*Task objective:* Every entry below should be repeated exactly; the pictures should not.

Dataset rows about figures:
☆ ☆ ☆

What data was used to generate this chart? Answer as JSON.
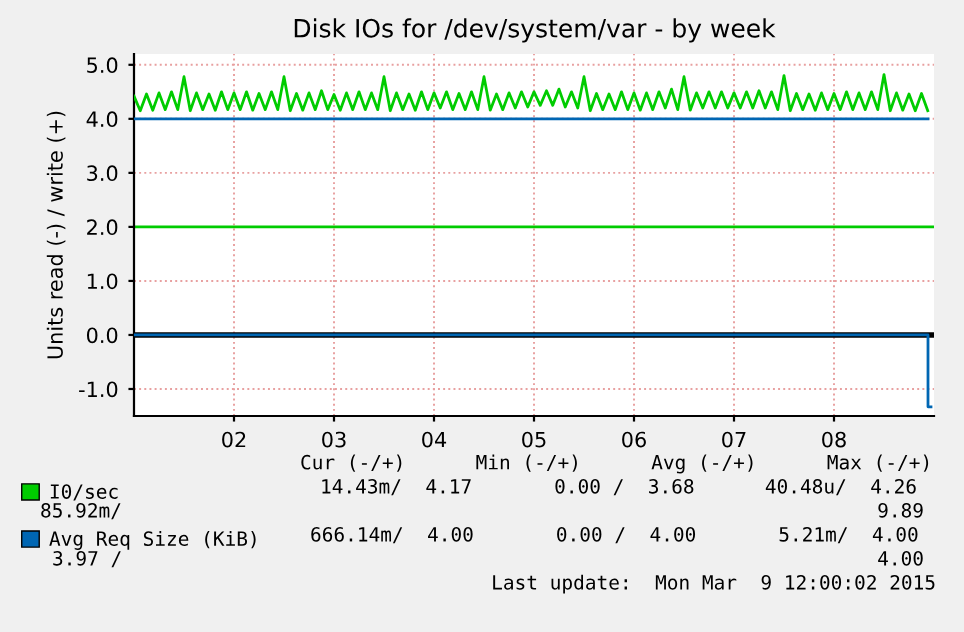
{
  "chart_data": {
    "type": "line",
    "title": "Disk IOs for /dev/system/var - by week",
    "ylabel": "Units read (-) / write (+)",
    "xlim": [
      1.5,
      9.5
    ],
    "xticks": [
      {
        "value": 2.5,
        "label": "02"
      },
      {
        "value": 3.5,
        "label": "03"
      },
      {
        "value": 4.5,
        "label": "04"
      },
      {
        "value": 5.5,
        "label": "05"
      },
      {
        "value": 6.5,
        "label": "06"
      },
      {
        "value": 7.5,
        "label": "07"
      },
      {
        "value": 8.5,
        "label": "08"
      }
    ],
    "ylim": [
      -1.5,
      5.2
    ],
    "yticks": [
      {
        "value": -1,
        "label": "-1.0"
      },
      {
        "value": 0,
        "label": "0.0"
      },
      {
        "value": 1,
        "label": "1.0"
      },
      {
        "value": 2,
        "label": "2.0"
      },
      {
        "value": 3,
        "label": "3.0"
      },
      {
        "value": 4,
        "label": "4.0"
      },
      {
        "value": 5,
        "label": "5.0"
      }
    ],
    "grid": true,
    "legend": "bottom",
    "marker": "none",
    "line_style": "solid",
    "series": [
      {
        "name": "I0/sec",
        "color": "#00cc00",
        "x": [
          1.5,
          1.5625,
          1.625,
          1.6875,
          1.75,
          1.8125,
          1.875,
          1.9375,
          2,
          2.0625,
          2.125,
          2.1875,
          2.25,
          2.3125,
          2.375,
          2.4375,
          2.5,
          2.5625,
          2.625,
          2.6875,
          2.75,
          2.8125,
          2.875,
          2.9375,
          3,
          3.0625,
          3.125,
          3.1875,
          3.25,
          3.3125,
          3.375,
          3.4375,
          3.5,
          3.5625,
          3.625,
          3.6875,
          3.75,
          3.8125,
          3.875,
          3.9375,
          4,
          4.0625,
          4.125,
          4.1875,
          4.25,
          4.3125,
          4.375,
          4.4375,
          4.5,
          4.5625,
          4.625,
          4.6875,
          4.75,
          4.8125,
          4.875,
          4.9375,
          5,
          5.0625,
          5.125,
          5.1875,
          5.25,
          5.3125,
          5.375,
          5.4375,
          5.5,
          5.5625,
          5.625,
          5.6875,
          5.75,
          5.8125,
          5.875,
          5.9375,
          6,
          6.0625,
          6.125,
          6.1875,
          6.25,
          6.3125,
          6.375,
          6.4375,
          6.5,
          6.5625,
          6.625,
          6.6875,
          6.75,
          6.8125,
          6.875,
          6.9375,
          7,
          7.0625,
          7.125,
          7.1875,
          7.25,
          7.3125,
          7.375,
          7.4375,
          7.5,
          7.5625,
          7.625,
          7.6875,
          7.75,
          7.8125,
          7.875,
          7.9375,
          8,
          8.0625,
          8.125,
          8.1875,
          8.25,
          8.3125,
          8.375,
          8.4375,
          8.5,
          8.5625,
          8.625,
          8.6875,
          8.75,
          8.8125,
          8.875,
          8.9375,
          9,
          9.0625,
          9.125,
          9.1875,
          9.25,
          9.3125,
          9.375,
          9.4375
        ],
        "values": [
          4.42,
          4.15,
          4.46,
          4.16,
          4.48,
          4.17,
          4.5,
          4.17,
          4.78,
          4.15,
          4.48,
          4.17,
          4.46,
          4.16,
          4.5,
          4.17,
          4.48,
          4.17,
          4.5,
          4.16,
          4.47,
          4.17,
          4.5,
          4.17,
          4.78,
          4.15,
          4.47,
          4.16,
          4.48,
          4.17,
          4.52,
          4.17,
          4.45,
          4.16,
          4.48,
          4.17,
          4.5,
          4.17,
          4.48,
          4.17,
          4.78,
          4.15,
          4.48,
          4.17,
          4.46,
          4.16,
          4.5,
          4.17,
          4.48,
          4.2,
          4.5,
          4.17,
          4.47,
          4.17,
          4.5,
          4.17,
          4.78,
          4.16,
          4.46,
          4.17,
          4.48,
          4.2,
          4.5,
          4.22,
          4.5,
          4.25,
          4.52,
          4.25,
          4.55,
          4.22,
          4.5,
          4.2,
          4.78,
          4.15,
          4.47,
          4.17,
          4.46,
          4.17,
          4.5,
          4.17,
          4.48,
          4.16,
          4.48,
          4.17,
          4.5,
          4.2,
          4.55,
          4.17,
          4.78,
          4.16,
          4.48,
          4.2,
          4.5,
          4.2,
          4.5,
          4.2,
          4.48,
          4.2,
          4.5,
          4.2,
          4.52,
          4.2,
          4.5,
          4.17,
          4.8,
          4.15,
          4.47,
          4.17,
          4.46,
          4.16,
          4.48,
          4.17,
          4.47,
          4.17,
          4.5,
          4.17,
          4.48,
          4.17,
          4.5,
          4.17,
          4.82,
          4.15,
          4.48,
          4.16,
          4.46,
          4.15,
          4.47,
          4.15
        ]
      },
      {
        "name": "Avg Req Size (KiB)",
        "color": "#0066b3",
        "x": [
          1.5,
          9.44
        ],
        "values": [
          4.0,
          4.0
        ]
      },
      {
        "type": "step",
        "color": "#0066b3",
        "x": [
          1.5,
          9.44,
          9.47
        ],
        "values": [
          0,
          -1.33,
          -1.33
        ]
      }
    ],
    "ref_lines": [
      {
        "axis": "y",
        "value": 2.0,
        "color": "#00cc00"
      },
      {
        "axis": "y",
        "value": 0,
        "color": "#000000"
      }
    ],
    "annotations": [
      "Cur (-/+)      Min (-/+)      Avg (-/+)      Max (-/+)",
      "14.43m/  4.17       0.00 /  3.68      40.48u/  4.26",
      "85.92m/",
      "9.89",
      "666.14m/  4.00       0.00 /  4.00       5.21m/  4.00",
      "3.97 /",
      "4.00",
      "Last update:  Mon Mar  9 12:00:02 2015"
    ]
  }
}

☆ ☆ ☆

*Answer to the task:*
What data was used to generate this chart? Answer as JSON.
{
  "chart_data": {
    "type": "line",
    "title": "Disk IOs for /dev/system/var - by week",
    "ylabel": "Units read (-) / write (+)",
    "xlim": [
      1.5,
      9.5
    ],
    "xticks": [
      {
        "value": 2.5,
        "label": "02"
      },
      {
        "value": 3.5,
        "label": "03"
      },
      {
        "value": 4.5,
        "label": "04"
      },
      {
        "value": 5.5,
        "label": "05"
      },
      {
        "value": 6.5,
        "label": "06"
      },
      {
        "value": 7.5,
        "label": "07"
      },
      {
        "value": 8.5,
        "label": "08"
      }
    ],
    "ylim": [
      -1.5,
      5.2
    ],
    "yticks": [
      {
        "value": -1,
        "label": "-1.0"
      },
      {
        "value": 0,
        "label": "0.0"
      },
      {
        "value": 1,
        "label": "1.0"
      },
      {
        "value": 2,
        "label": "2.0"
      },
      {
        "value": 3,
        "label": "3.0"
      },
      {
        "value": 4,
        "label": "4.0"
      },
      {
        "value": 5,
        "label": "5.0"
      }
    ],
    "grid": true,
    "legend": "bottom",
    "marker": "none",
    "line_style": "solid",
    "series": [
      {
        "name": "I0/sec",
        "color": "#00cc00",
        "x": [
          1.5,
          1.5625,
          1.625,
          1.6875,
          1.75,
          1.8125,
          1.875,
          1.9375,
          2,
          2.0625,
          2.125,
          2.1875,
          2.25,
          2.3125,
          2.375,
          2.4375,
          2.5,
          2.5625,
          2.625,
          2.6875,
          2.75,
          2.8125,
          2.875,
          2.9375,
          3,
          3.0625,
          3.125,
          3.1875,
          3.25,
          3.3125,
          3.375,
          3.4375,
          3.5,
          3.5625,
          3.625,
          3.6875,
          3.75,
          3.8125,
          3.875,
          3.9375,
          4,
          4.0625,
          4.125,
          4.1875,
          4.25,
          4.3125,
          4.375,
          4.4375,
          4.5,
          4.5625,
          4.625,
          4.6875,
          4.75,
          4.8125,
          4.875,
          4.9375,
          5,
          5.0625,
          5.125,
          5.1875,
          5.25,
          5.3125,
          5.375,
          5.4375,
          5.5,
          5.5625,
          5.625,
          5.6875,
          5.75,
          5.8125,
          5.875,
          5.9375,
          6,
          6.0625,
          6.125,
          6.1875,
          6.25,
          6.3125,
          6.375,
          6.4375,
          6.5,
          6.5625,
          6.625,
          6.6875,
          6.75,
          6.8125,
          6.875,
          6.9375,
          7,
          7.0625,
          7.125,
          7.1875,
          7.25,
          7.3125,
          7.375,
          7.4375,
          7.5,
          7.5625,
          7.625,
          7.6875,
          7.75,
          7.8125,
          7.875,
          7.9375,
          8,
          8.0625,
          8.125,
          8.1875,
          8.25,
          8.3125,
          8.375,
          8.4375,
          8.5,
          8.5625,
          8.625,
          8.6875,
          8.75,
          8.8125,
          8.875,
          8.9375,
          9,
          9.0625,
          9.125,
          9.1875,
          9.25,
          9.3125,
          9.375,
          9.4375
        ],
        "values": [
          4.42,
          4.15,
          4.46,
          4.16,
          4.48,
          4.17,
          4.5,
          4.17,
          4.78,
          4.15,
          4.48,
          4.17,
          4.46,
          4.16,
          4.5,
          4.17,
          4.48,
          4.17,
          4.5,
          4.16,
          4.47,
          4.17,
          4.5,
          4.17,
          4.78,
          4.15,
          4.47,
          4.16,
          4.48,
          4.17,
          4.52,
          4.17,
          4.45,
          4.16,
          4.48,
          4.17,
          4.5,
          4.17,
          4.48,
          4.17,
          4.78,
          4.15,
          4.48,
          4.17,
          4.46,
          4.16,
          4.5,
          4.17,
          4.48,
          4.2,
          4.5,
          4.17,
          4.47,
          4.17,
          4.5,
          4.17,
          4.78,
          4.16,
          4.46,
          4.17,
          4.48,
          4.2,
          4.5,
          4.22,
          4.5,
          4.25,
          4.52,
          4.25,
          4.55,
          4.22,
          4.5,
          4.2,
          4.78,
          4.15,
          4.47,
          4.17,
          4.46,
          4.17,
          4.5,
          4.17,
          4.48,
          4.16,
          4.48,
          4.17,
          4.5,
          4.2,
          4.55,
          4.17,
          4.78,
          4.16,
          4.48,
          4.2,
          4.5,
          4.2,
          4.5,
          4.2,
          4.48,
          4.2,
          4.5,
          4.2,
          4.52,
          4.2,
          4.5,
          4.17,
          4.8,
          4.15,
          4.47,
          4.17,
          4.46,
          4.16,
          4.48,
          4.17,
          4.47,
          4.17,
          4.5,
          4.17,
          4.48,
          4.17,
          4.5,
          4.17,
          4.82,
          4.15,
          4.48,
          4.16,
          4.46,
          4.15,
          4.47,
          4.15
        ]
      },
      {
        "name": "Avg Req Size (KiB)",
        "color": "#0066b3",
        "x": [
          1.5,
          9.44
        ],
        "values": [
          4.0,
          4.0
        ]
      },
      {
        "type": "step",
        "color": "#0066b3",
        "x": [
          1.5,
          9.44,
          9.47
        ],
        "values": [
          0,
          -1.33,
          -1.33
        ]
      }
    ],
    "ref_lines": [
      {
        "axis": "y",
        "value": 2.0,
        "color": "#00cc00"
      },
      {
        "axis": "y",
        "value": 0,
        "color": "#000000"
      }
    ],
    "annotations": [
      "Cur (-/+)      Min (-/+)      Avg (-/+)      Max (-/+)",
      "14.43m/  4.17       0.00 /  3.68      40.48u/  4.26",
      "85.92m/",
      "9.89",
      "666.14m/  4.00       0.00 /  4.00       5.21m/  4.00",
      "3.97 /",
      "4.00",
      "Last update:  Mon Mar  9 12:00:02 2015"
    ]
  }
}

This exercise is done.